• Exercise task: From the entries below, copy every line where the string "marker" appears.

— begin —

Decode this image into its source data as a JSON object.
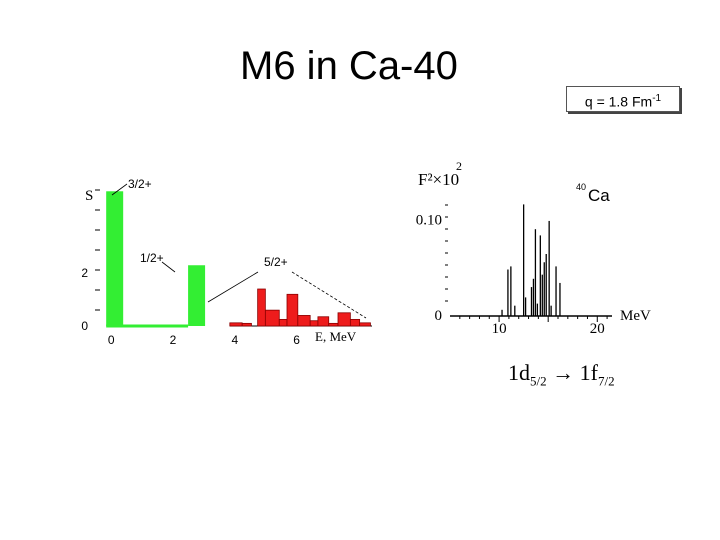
{
  "title": "M6 in Ca-40",
  "q_label": {
    "base": "q = 1.8 Fm",
    "exp": "-1"
  },
  "transition": {
    "from": "1d",
    "from_sub": "5/2",
    "arrow": "→",
    "to": "1f",
    "to_sub": "7/2"
  },
  "chart_data": [
    {
      "type": "bar",
      "name": "left",
      "ylabel": "S",
      "xlabel": "E, MeV",
      "x_ticks": [
        "0",
        "2",
        "4",
        "6"
      ],
      "x_tick_values": [
        0,
        2,
        4,
        6
      ],
      "y_ticks": [
        "2",
        "0"
      ],
      "y_tick_values": [
        2,
        0
      ],
      "xlim": [
        -0.2,
        8.6
      ],
      "ylim": [
        0,
        5.3
      ],
      "annotations": [
        "3/2+",
        "1/2+",
        "5/2+"
      ],
      "series": [
        {
          "color": "#33ee33",
          "bars": [
            {
              "x": 0.0,
              "w": 0.55,
              "y": 5.1
            },
            {
              "x": 2.65,
              "w": 0.55,
              "y": 2.3
            }
          ],
          "baseline_to": 2.65
        },
        {
          "color": "#ee1c1c",
          "bars": [
            {
              "x": 4.0,
              "w": 0.4,
              "y": 0.12
            },
            {
              "x": 4.4,
              "w": 0.3,
              "y": 0.1
            },
            {
              "x": 4.9,
              "w": 0.25,
              "y": 1.4
            },
            {
              "x": 5.15,
              "w": 0.45,
              "y": 0.6
            },
            {
              "x": 5.6,
              "w": 0.25,
              "y": 0.25
            },
            {
              "x": 5.85,
              "w": 0.35,
              "y": 1.2
            },
            {
              "x": 6.2,
              "w": 0.4,
              "y": 0.4
            },
            {
              "x": 6.6,
              "w": 0.25,
              "y": 0.2
            },
            {
              "x": 6.85,
              "w": 0.35,
              "y": 0.35
            },
            {
              "x": 7.2,
              "w": 0.3,
              "y": 0.1
            },
            {
              "x": 7.5,
              "w": 0.4,
              "y": 0.5
            },
            {
              "x": 7.9,
              "w": 0.3,
              "y": 0.25
            },
            {
              "x": 8.2,
              "w": 0.35,
              "y": 0.12
            }
          ]
        }
      ]
    },
    {
      "type": "bar",
      "name": "right",
      "ylabel": "F²×10",
      "ylabel_exp": "2",
      "xlabel": "MeV",
      "nucleus": {
        "mass": "40",
        "symbol": "Ca"
      },
      "x_ticks": [
        "10",
        "20"
      ],
      "x_tick_values": [
        10,
        20
      ],
      "y_ticks": [
        "0.10",
        "0"
      ],
      "y_tick_values": [
        0.1,
        0
      ],
      "xlim": [
        5,
        21.5
      ],
      "ylim": [
        0,
        0.12
      ],
      "lines": [
        {
          "x": 10.3,
          "y": 0.006
        },
        {
          "x": 10.9,
          "y": 0.045
        },
        {
          "x": 11.2,
          "y": 0.048
        },
        {
          "x": 11.6,
          "y": 0.01
        },
        {
          "x": 12.5,
          "y": 0.108
        },
        {
          "x": 12.7,
          "y": 0.018
        },
        {
          "x": 13.3,
          "y": 0.028
        },
        {
          "x": 13.5,
          "y": 0.036
        },
        {
          "x": 13.7,
          "y": 0.084
        },
        {
          "x": 13.9,
          "y": 0.012
        },
        {
          "x": 14.2,
          "y": 0.078
        },
        {
          "x": 14.4,
          "y": 0.04
        },
        {
          "x": 14.6,
          "y": 0.052
        },
        {
          "x": 14.8,
          "y": 0.06
        },
        {
          "x": 15.1,
          "y": 0.092
        },
        {
          "x": 15.3,
          "y": 0.01
        },
        {
          "x": 15.8,
          "y": 0.048
        },
        {
          "x": 16.2,
          "y": 0.032
        }
      ]
    }
  ]
}
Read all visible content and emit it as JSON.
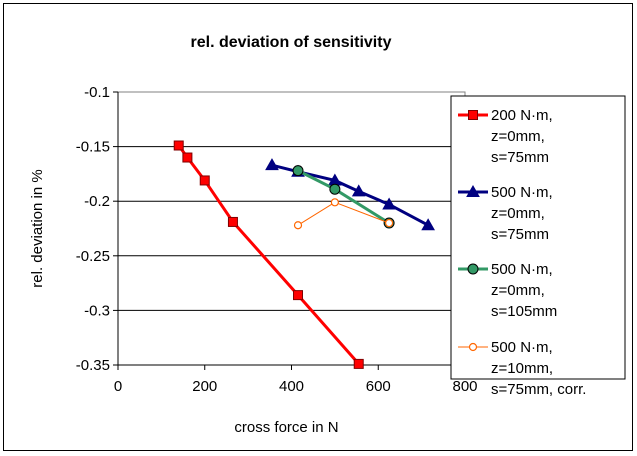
{
  "chart_data": {
    "type": "line",
    "title": "rel. deviation of sensitivity",
    "xlabel": "cross force in N",
    "ylabel": "rel. deviation in %",
    "xlim": [
      0,
      800
    ],
    "ylim": [
      -0.35,
      -0.1
    ],
    "xticks": [
      "0",
      "200",
      "400",
      "600",
      "800"
    ],
    "yticks": [
      "-0.1",
      "-0.15",
      "-0.2",
      "-0.25",
      "-0.3",
      "-0.35"
    ],
    "grid": "horizontal major gridlines",
    "legend_position": "right",
    "series": [
      {
        "name": [
          "200 N·m,",
          "z=0mm,",
          "s=75mm"
        ],
        "color": "#ff0000",
        "marker": "square",
        "x": [
          140,
          160,
          200,
          265,
          415,
          555
        ],
        "y": [
          -0.149,
          -0.16,
          -0.181,
          -0.219,
          -0.286,
          -0.349
        ]
      },
      {
        "name": [
          "500 N·m,",
          "z=0mm,",
          "s=75mm"
        ],
        "color": "#000080",
        "marker": "triangle",
        "x": [
          355,
          415,
          500,
          555,
          625,
          715
        ],
        "y": [
          -0.167,
          -0.173,
          -0.181,
          -0.191,
          -0.203,
          -0.222
        ]
      },
      {
        "name": [
          "500 N·m,",
          "z=0mm,",
          "s=105mm"
        ],
        "color": "#339966",
        "marker": "circle",
        "x": [
          415,
          500,
          625
        ],
        "y": [
          -0.172,
          -0.189,
          -0.22
        ]
      },
      {
        "name": [
          "500 N·m,",
          "z=10mm,",
          "s=75mm, corr."
        ],
        "color": "#ff6600",
        "marker": "circle-small",
        "x": [
          415,
          500,
          625
        ],
        "y": [
          -0.222,
          -0.201,
          -0.22
        ]
      }
    ]
  }
}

— end —

• Written answer:
        "marker": "square",
        "marker": "triangle",
        "marker": "circle",
        "marker": "circle-small",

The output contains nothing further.